SELECTED EXTRACT.

--

I think I may have thought about "raise Return(x)" and dismissed it as
too weird.  But then, I'm abnormally comfortable with asynchronous
code that passes callbacks around.

>
>> For concreteness, here's a crude sketch of what the APIs I'm talking
>> about would look like in use (in a hypothetical future version of
>> tornado).
>>
>> @future_wrap
>> @gen.engine
>> def async_http_client(url, callback):
>>     parsed_url = urlparse.urlsplit(url)
>>     # works the same whether the future comes from a thread pool or @future_wrap
>
> And you need the thread pool because there's no async version of
> getaddrinfo(), right?

Right.

>
>>     addrinfo = yield g_thread_pool.submit(socket.getaddrinfo, parsed_url.hostname, parsed_url.port)
>>     stream = IOStream(socket.socket())
>>     yield stream.connect((addrinfo[0][-1]))
>>     stream.write('GET %s HTTP/1.0' % parsed_url.path)
>
> Why no yield in front of the write() call?

Because we don't need to wait for the write to complete before we
continue to the next statement.  write() doesn't return anything; it
just succeeds or fails, and if it fails the next read_until will fail
too. (although in this case it wouldn't hurt to have the yield either)

>
>>     header_data = yield stream.read_until('\r\n\r\n')
>>     headers = parse_headers(header_data)
>>     body_data = yield stream.read_bytes(int(headers['Content-Length']))
>>     stream.close()
>>     callback(body_data)
>>
>> # another function to demonstrate composability
>> @future_wrap
>> @gen.engine
>> def fetch_some_urls(url1, url2, url3, callback):
>>     body1 = yield async_http_client(url1)
>>     # yield a list of futures for concurrency
>>     future2 = yield async_http_client(url2)
>>     future3 = yield async_http_client(url3)
>>     body2, body3 = yield [future2, future3]
>>     callback((body1, body2, body3))
>
> This second one is nearly identical to the way we it's done in NDB.
> However I think you have a typo -- I doubt that there should be yields
> on the lines creating future2 and future3.

Right.

>
>> One hole in this design is how to deal with callbacks that are run
>> multiple times.  For example, the IOStream read methods take both a
>> regular callback and an optional streaming_callback (which is called
>> with each chunk of data as it arrives).  I think this needs to be
>> modeled as something like an iterator of Futures, but I haven't worked
>> out the details yet.

--

TO DO.
[1] Copy the passage of the tornado discussion from "I think I may" up to and including "parsed_url = urlparse.urlsplit(url)".
[2] Answer these questions about the tornado discussion:
(a) Why does the sketch use a thread pool?
(b) Why is there no yield in front of the write() call?
(c) Which lines are said to contain a typo?

--

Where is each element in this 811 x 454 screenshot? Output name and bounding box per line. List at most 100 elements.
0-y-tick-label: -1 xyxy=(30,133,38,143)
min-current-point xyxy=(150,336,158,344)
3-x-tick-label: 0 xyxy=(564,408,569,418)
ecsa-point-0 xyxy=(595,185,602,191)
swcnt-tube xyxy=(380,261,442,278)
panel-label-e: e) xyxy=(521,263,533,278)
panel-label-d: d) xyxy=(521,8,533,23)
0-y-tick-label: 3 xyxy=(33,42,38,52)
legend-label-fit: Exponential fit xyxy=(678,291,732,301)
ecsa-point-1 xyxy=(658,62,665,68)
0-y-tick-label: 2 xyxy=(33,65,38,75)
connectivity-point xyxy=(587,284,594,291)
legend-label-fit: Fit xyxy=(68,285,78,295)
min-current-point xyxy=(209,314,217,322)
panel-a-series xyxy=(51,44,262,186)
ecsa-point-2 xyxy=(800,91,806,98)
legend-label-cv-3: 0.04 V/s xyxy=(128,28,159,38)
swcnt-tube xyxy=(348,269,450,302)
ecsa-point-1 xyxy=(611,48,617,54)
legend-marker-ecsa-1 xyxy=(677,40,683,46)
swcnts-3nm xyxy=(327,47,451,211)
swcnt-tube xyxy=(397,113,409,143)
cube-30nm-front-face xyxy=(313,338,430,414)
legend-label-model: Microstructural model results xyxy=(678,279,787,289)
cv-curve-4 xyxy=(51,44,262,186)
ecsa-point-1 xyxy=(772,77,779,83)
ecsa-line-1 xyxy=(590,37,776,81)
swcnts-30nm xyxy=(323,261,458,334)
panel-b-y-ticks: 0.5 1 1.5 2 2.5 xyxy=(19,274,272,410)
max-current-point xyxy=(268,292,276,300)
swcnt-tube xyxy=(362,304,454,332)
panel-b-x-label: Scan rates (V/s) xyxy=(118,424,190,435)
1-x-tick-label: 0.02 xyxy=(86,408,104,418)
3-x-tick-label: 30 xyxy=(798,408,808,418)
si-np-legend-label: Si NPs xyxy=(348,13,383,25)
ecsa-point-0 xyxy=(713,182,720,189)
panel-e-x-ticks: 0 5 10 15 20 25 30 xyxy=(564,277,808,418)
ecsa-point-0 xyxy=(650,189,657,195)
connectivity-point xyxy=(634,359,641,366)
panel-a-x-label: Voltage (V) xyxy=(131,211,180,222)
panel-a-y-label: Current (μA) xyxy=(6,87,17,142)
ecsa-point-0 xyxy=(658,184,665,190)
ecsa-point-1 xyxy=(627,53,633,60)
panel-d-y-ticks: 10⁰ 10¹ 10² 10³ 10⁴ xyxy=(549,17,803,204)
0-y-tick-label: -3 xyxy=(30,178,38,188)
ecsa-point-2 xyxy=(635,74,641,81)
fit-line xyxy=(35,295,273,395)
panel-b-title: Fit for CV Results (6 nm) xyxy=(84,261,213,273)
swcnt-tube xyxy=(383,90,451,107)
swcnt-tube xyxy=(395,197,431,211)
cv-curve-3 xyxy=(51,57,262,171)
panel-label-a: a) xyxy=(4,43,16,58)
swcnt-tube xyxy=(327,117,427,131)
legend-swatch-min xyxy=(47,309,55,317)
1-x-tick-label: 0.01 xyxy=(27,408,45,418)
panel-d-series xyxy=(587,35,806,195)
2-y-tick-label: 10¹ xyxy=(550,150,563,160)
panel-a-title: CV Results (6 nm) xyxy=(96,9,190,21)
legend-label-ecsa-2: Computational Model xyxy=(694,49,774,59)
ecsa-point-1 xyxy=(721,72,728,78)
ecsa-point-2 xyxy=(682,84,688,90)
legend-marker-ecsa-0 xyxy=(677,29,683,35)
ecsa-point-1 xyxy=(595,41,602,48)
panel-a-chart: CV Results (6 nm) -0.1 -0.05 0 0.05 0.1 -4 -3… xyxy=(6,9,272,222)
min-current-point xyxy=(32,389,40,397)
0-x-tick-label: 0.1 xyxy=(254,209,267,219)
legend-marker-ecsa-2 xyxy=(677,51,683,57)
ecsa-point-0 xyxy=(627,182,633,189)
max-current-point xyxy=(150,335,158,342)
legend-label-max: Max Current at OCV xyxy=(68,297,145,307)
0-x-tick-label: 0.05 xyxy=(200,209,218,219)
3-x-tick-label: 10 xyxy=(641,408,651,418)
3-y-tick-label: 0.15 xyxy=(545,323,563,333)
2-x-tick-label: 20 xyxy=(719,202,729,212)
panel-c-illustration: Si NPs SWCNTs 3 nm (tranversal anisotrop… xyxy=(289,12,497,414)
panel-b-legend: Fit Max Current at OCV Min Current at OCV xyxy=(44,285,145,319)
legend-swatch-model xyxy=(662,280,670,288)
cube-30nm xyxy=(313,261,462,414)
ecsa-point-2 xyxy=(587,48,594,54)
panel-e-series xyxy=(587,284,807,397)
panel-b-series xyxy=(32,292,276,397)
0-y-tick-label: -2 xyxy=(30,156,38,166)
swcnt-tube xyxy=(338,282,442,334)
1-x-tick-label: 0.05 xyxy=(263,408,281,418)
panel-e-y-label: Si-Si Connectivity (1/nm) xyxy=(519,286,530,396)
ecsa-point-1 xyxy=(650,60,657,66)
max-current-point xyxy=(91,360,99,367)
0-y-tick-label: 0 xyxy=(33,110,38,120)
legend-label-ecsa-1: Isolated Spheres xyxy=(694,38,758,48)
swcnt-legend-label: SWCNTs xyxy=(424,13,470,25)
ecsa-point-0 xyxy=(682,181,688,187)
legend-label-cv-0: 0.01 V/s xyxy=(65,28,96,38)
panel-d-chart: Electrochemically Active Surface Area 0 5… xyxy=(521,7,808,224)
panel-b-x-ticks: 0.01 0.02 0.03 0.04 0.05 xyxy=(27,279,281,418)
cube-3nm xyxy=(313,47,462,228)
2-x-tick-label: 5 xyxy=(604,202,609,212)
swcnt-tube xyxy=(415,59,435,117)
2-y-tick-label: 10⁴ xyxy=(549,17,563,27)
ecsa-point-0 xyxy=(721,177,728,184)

--

RESPONSES PER TASK.
[1]
I think I may have thought about "raise Return(x)" and dismissed it as
too weird.  But then, I'm abnormally comfortable with asynchronous
code that passes callbacks around.

>
>> For concreteness, here's a crude sketch of what the APIs I'm talking
>> about would look like in use (in a hypothetical future version of
>> tornado).
>>
>> @future_wrap
>> @gen.engine
>> def async_http_client(url, callback):
>>     parsed_url = urlparse.urlsplit(url)

[2]
(a) There is no async version of getaddrinfo().
(b) There is no need to wait for the write to complete before continuing to the next statement.
(c) The lines creating future2 and future3, which should not have yields.